Required work: Reproduce all of the data word for word.
----------------------------------------
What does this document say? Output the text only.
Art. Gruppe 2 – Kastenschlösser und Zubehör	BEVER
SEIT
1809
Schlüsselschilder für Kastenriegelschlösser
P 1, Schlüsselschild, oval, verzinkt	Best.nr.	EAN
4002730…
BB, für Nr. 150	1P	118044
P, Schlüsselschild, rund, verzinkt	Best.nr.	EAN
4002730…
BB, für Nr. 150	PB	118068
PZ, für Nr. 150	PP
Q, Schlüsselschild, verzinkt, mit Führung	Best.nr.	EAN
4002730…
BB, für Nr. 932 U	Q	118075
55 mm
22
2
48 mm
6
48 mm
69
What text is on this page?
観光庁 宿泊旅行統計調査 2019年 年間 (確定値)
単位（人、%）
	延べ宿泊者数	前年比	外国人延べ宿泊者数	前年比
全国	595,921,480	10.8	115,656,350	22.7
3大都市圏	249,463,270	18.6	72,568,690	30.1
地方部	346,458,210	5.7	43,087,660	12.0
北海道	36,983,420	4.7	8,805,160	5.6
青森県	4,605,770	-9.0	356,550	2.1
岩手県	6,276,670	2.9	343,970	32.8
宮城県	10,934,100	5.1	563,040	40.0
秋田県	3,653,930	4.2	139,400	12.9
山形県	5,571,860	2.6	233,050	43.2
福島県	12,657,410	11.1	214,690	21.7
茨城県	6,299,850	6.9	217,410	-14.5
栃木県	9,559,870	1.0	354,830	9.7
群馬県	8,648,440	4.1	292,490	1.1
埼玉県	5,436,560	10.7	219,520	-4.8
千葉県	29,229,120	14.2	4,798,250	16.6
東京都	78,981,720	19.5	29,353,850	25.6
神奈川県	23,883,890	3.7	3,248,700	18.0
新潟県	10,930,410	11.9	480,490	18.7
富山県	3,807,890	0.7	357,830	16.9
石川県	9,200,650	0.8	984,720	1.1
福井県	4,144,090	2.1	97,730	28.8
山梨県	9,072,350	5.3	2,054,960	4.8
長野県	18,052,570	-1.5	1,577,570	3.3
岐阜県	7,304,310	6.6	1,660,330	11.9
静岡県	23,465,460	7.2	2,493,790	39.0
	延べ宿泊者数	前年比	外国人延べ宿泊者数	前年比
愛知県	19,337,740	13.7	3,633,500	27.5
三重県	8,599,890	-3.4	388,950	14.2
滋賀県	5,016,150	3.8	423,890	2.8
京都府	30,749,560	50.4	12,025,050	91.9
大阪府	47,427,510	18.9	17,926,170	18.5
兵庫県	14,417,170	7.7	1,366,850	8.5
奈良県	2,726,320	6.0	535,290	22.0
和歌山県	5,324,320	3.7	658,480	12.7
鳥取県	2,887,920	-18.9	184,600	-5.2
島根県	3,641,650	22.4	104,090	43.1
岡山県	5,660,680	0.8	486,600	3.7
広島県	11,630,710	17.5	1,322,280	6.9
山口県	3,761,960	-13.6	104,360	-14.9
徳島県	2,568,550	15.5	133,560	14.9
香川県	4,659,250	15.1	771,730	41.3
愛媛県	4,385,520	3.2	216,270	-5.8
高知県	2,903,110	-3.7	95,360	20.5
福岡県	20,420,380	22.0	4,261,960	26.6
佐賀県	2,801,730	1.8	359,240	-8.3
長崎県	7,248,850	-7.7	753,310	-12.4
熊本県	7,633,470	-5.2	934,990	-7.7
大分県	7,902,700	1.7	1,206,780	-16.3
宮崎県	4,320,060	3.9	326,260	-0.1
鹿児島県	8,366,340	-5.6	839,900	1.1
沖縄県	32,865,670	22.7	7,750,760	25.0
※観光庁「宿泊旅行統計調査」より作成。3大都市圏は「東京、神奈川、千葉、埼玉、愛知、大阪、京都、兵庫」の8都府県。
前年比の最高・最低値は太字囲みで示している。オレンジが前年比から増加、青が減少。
----------------------------------------
Worked solution:
What does this document say? Output the text only.
Art. Gruppe 2 – Kastenschlösser und Zubehör	BEVER
SEIT
1809
Schlüsselschilder für Kastenriegelschlösser
P 1, Schlüsselschild, oval, verzinkt	Best.nr.	EAN
4002730…
BB, für Nr. 150	1P	118044
P, Schlüsselschild, rund, verzinkt	Best.nr.	EAN
4002730…
BB, für Nr. 150	PB	118068
PZ, für Nr. 150	PP
Q, Schlüsselschild, verzinkt, mit Führung	Best.nr.	EAN
4002730…
BB, für Nr. 932 U	Q	118075
55 mm
22
2
48 mm
6
48 mm
69
What text is on this page?
観光庁 宿泊旅行統計調査 2019年 年間 (確定値)
単位（人、%）
	延べ宿泊者数	前年比	外国人延べ宿泊者数	前年比
全国	595,921,480	10.8	115,656,350	22.7
3大都市圏	249,463,270	18.6	72,568,690	30.1
地方部	346,458,210	5.7	43,087,660	12.0
北海道	36,983,420	4.7	8,805,160	5.6
青森県	4,605,770	-9.0	356,550	2.1
岩手県	6,276,670	2.9	343,970	32.8
宮城県	10,934,100	5.1	563,040	40.0
秋田県	3,653,930	4.2	139,400	12.9
山形県	5,571,860	2.6	233,050	43.2
福島県	12,657,410	11.1	214,690	21.7
茨城県	6,299,850	6.9	217,410	-14.5
栃木県	9,559,870	1.0	354,830	9.7
群馬県	8,648,440	4.1	292,490	1.1
埼玉県	5,436,560	10.7	219,520	-4.8
千葉県	29,229,120	14.2	4,798,250	16.6
東京都	78,981,720	19.5	29,353,850	25.6
神奈川県	23,883,890	3.7	3,248,700	18.0
新潟県	10,930,410	11.9	480,490	18.7
富山県	3,807,890	0.7	357,830	16.9
石川県	9,200,650	0.8	984,720	1.1
福井県	4,144,090	2.1	97,730	28.8
山梨県	9,072,350	5.3	2,054,960	4.8
長野県	18,052,570	-1.5	1,577,570	3.3
岐阜県	7,304,310	6.6	1,660,330	11.9
静岡県	23,465,460	7.2	2,493,790	39.0
	延べ宿泊者数	前年比	外国人延べ宿泊者数	前年比
愛知県	19,337,740	13.7	3,633,500	27.5
三重県	8,599,890	-3.4	388,950	14.2
滋賀県	5,016,150	3.8	423,890	2.8
京都府	30,749,560	50.4	12,025,050	91.9
大阪府	47,427,510	18.9	17,926,170	18.5
兵庫県	14,417,170	7.7	1,366,850	8.5
奈良県	2,726,320	6.0	535,290	22.0
和歌山県	5,324,320	3.7	658,480	12.7
鳥取県	2,887,920	-18.9	184,600	-5.2
島根県	3,641,650	22.4	104,090	43.1
岡山県	5,660,680	0.8	486,600	3.7
広島県	11,630,710	17.5	1,322,280	6.9
山口県	3,761,960	-13.6	104,360	-14.9
徳島県	2,568,550	15.5	133,560	14.9
香川県	4,659,250	15.1	771,730	41.3
愛媛県	4,385,520	3.2	216,270	-5.8
高知県	2,903,110	-3.7	95,360	20.5
福岡県	20,420,380	22.0	4,261,960	26.6
佐賀県	2,801,730	1.8	359,240	-8.3
長崎県	7,248,850	-7.7	753,310	-12.4
熊本県	7,633,470	-5.2	934,990	-7.7
大分県	7,902,700	1.7	1,206,780	-16.3
宮崎県	4,320,060	3.9	326,260	-0.1
鹿児島県	8,366,340	-5.6	839,900	1.1
沖縄県	32,865,670	22.7	7,750,760	25.0
※観光庁「宿泊旅行統計調査」より作成。3大都市圏は「東京、神奈川、千葉、埼玉、愛知、大阪、京都、兵庫」の8都府県。
前年比の最高・最低値は太字囲みで示している。オレンジが前年比から増加、青が減少。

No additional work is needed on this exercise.